◆ EXERCISE ◆
State how many lines of the entries hold the string "this". Reply with the number alone.

◆ DATASET ENTRIES ◆
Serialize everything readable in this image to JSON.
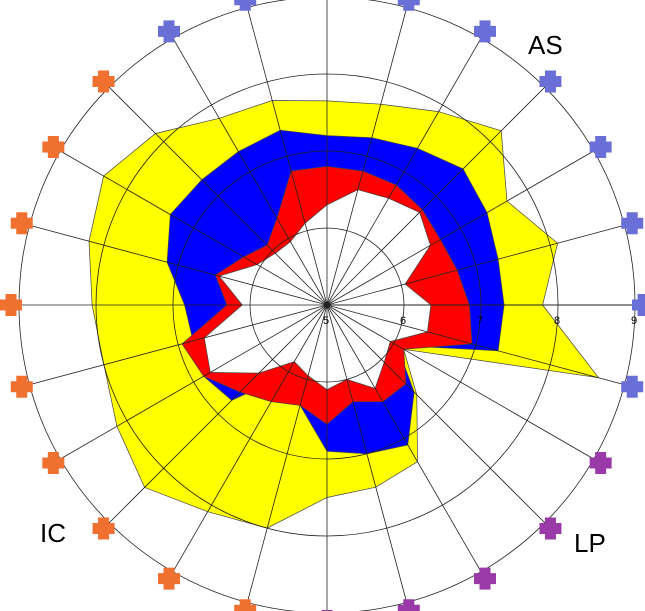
{
  "chart_data": {
    "type": "radar",
    "n_axes": 24,
    "r_range": [
      5,
      9
    ],
    "ticks": [
      "5",
      "6",
      "7",
      "8",
      "9"
    ],
    "grid": true,
    "group_labels": [
      "AS",
      "IC",
      "LP"
    ],
    "marker_colors": {
      "AS": "#6a6fd8",
      "IC": "#f07030",
      "LP": "#9a3aa8"
    },
    "marker_groups": [
      "AS",
      "AS",
      "AS",
      "AS",
      "AS",
      "AS",
      "AS",
      "AS",
      "LP",
      "LP",
      "LP",
      "LP",
      "LP",
      "IC",
      "IC",
      "IC",
      "IC",
      "IC",
      "IC",
      "IC",
      "IC",
      "IC",
      "AS",
      "AS"
    ],
    "series": [
      {
        "color": "#ffff00",
        "values": [
          7.65,
          7.7,
          7.9,
          8.2,
          7.7,
          8.1,
          7.8,
          8.65,
          6.15,
          6.65,
          7.35,
          7.45,
          7.5,
          8.0,
          8.1,
          8.35,
          8.15,
          8.0,
          8.05,
          8.2,
          8.35,
          8.15,
          7.8,
          7.75
        ]
      },
      {
        "color": "#0000ff",
        "values": [
          7.2,
          7.25,
          7.35,
          7.5,
          7.4,
          7.3,
          7.3,
          7.3,
          6.05,
          6.6,
          7.1,
          7.0,
          6.9,
          6.35,
          6.05,
          6.75,
          6.85,
          6.8,
          6.85,
          7.15,
          7.35,
          7.3,
          7.3,
          7.35
        ]
      },
      {
        "color": "#ff0000",
        "values": [
          6.8,
          6.8,
          6.8,
          6.75,
          6.7,
          6.75,
          6.85,
          6.95,
          6.15,
          6.45,
          6.45,
          6.3,
          6.55,
          6.35,
          6.45,
          6.6,
          6.85,
          6.95,
          6.3,
          6.5,
          6.25,
          6.1,
          6.3,
          6.8
        ]
      },
      {
        "color": "#ffffff",
        "values": [
          6.3,
          6.55,
          6.6,
          6.7,
          6.55,
          6.05,
          6.35,
          6.35,
          5.95,
          6.05,
          6.25,
          6.0,
          6.1,
          5.95,
          5.85,
          6.25,
          6.75,
          6.65,
          6.1,
          6.45,
          6.05,
          5.95,
          5.95,
          6.1
        ]
      }
    ]
  }
}
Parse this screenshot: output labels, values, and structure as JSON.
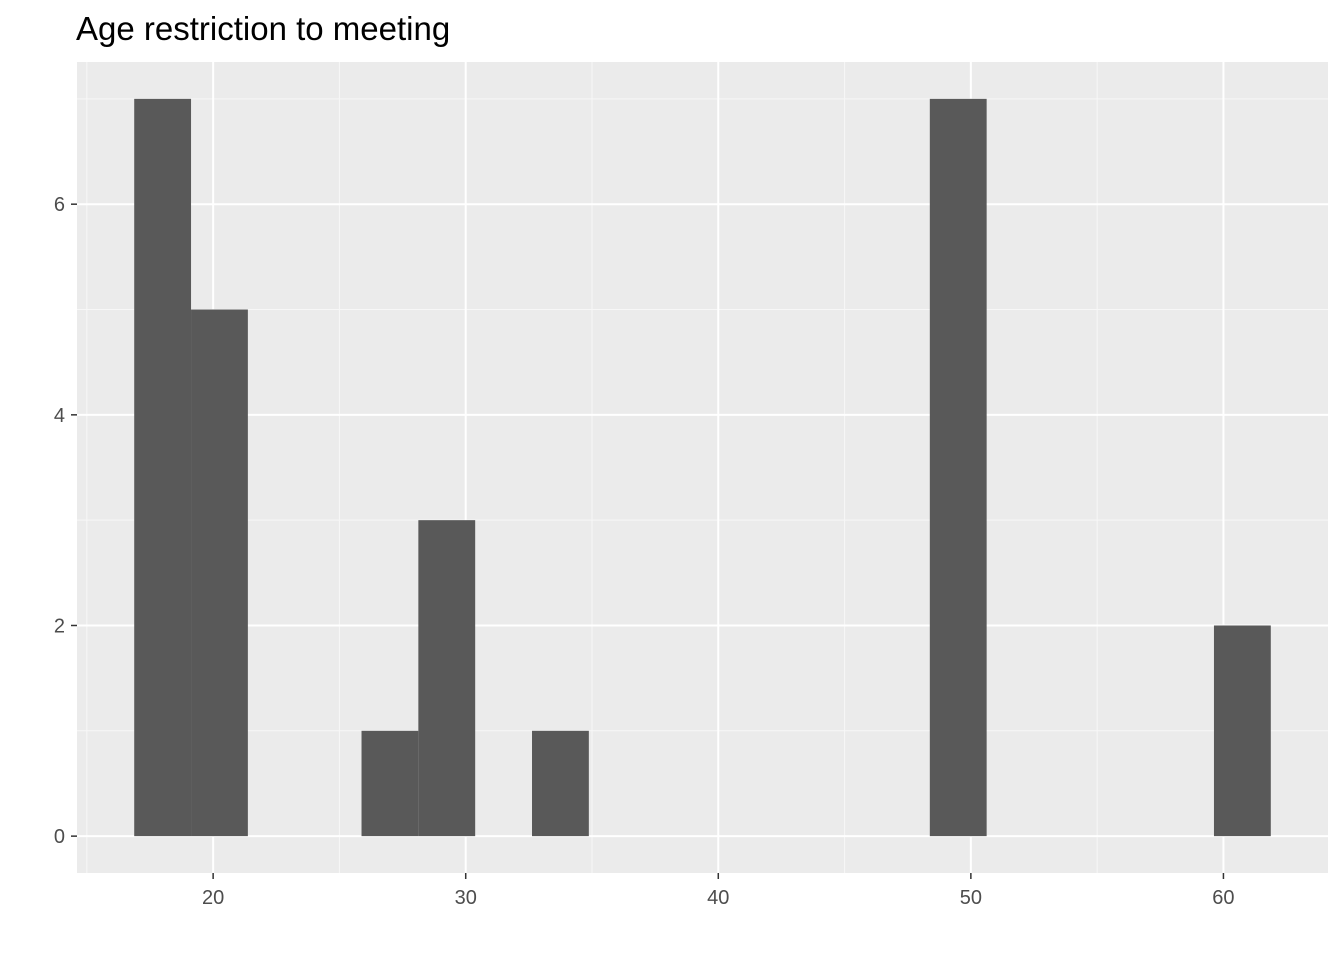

◆ WORKED ANSWER ◆
2